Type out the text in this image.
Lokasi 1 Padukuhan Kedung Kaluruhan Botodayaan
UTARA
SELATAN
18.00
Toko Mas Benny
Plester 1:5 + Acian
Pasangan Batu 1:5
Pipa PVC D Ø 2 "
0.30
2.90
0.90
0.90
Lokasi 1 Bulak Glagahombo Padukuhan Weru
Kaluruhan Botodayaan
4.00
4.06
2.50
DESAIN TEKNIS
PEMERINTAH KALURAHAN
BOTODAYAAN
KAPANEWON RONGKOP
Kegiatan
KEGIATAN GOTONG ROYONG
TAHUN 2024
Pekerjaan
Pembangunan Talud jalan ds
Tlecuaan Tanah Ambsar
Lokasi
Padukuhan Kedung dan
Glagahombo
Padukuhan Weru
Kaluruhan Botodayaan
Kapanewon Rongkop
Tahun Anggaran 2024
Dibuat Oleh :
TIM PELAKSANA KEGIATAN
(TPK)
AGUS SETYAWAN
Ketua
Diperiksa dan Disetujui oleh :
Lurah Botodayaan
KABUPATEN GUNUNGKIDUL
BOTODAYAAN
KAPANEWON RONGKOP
==========
__DESCRIPTION OF THE TASK__.
Restate all of the entries exactly, please.

__EXPECTED ANSWER__.
Type out the text in this image.
Lokasi 1 Padukuhan Kedung Kaluruhan Botodayaan
UTARA
SELATAN
18.00
Toko Mas Benny
Plester 1:5 + Acian
Pasangan Batu 1:5
Pipa PVC D Ø 2 "
0.30
2.90
0.90
0.90
Lokasi 1 Bulak Glagahombo Padukuhan Weru
Kaluruhan Botodayaan
4.00
4.06
2.50
DESAIN TEKNIS
PEMERINTAH KALURAHAN
BOTODAYAAN
KAPANEWON RONGKOP
Kegiatan
KEGIATAN GOTONG ROYONG
TAHUN 2024
Pekerjaan
Pembangunan Talud jalan ds
Tlecuaan Tanah Ambsar
Lokasi
Padukuhan Kedung dan
Glagahombo
Padukuhan Weru
Kaluruhan Botodayaan
Kapanewon Rongkop
Tahun Anggaran 2024
Dibuat Oleh :
TIM PELAKSANA KEGIATAN
(TPK)
AGUS SETYAWAN
Ketua
Diperiksa dan Disetujui oleh :
Lurah Botodayaan
KABUPATEN GUNUNGKIDUL
BOTODAYAAN
KAPANEWON RONGKOP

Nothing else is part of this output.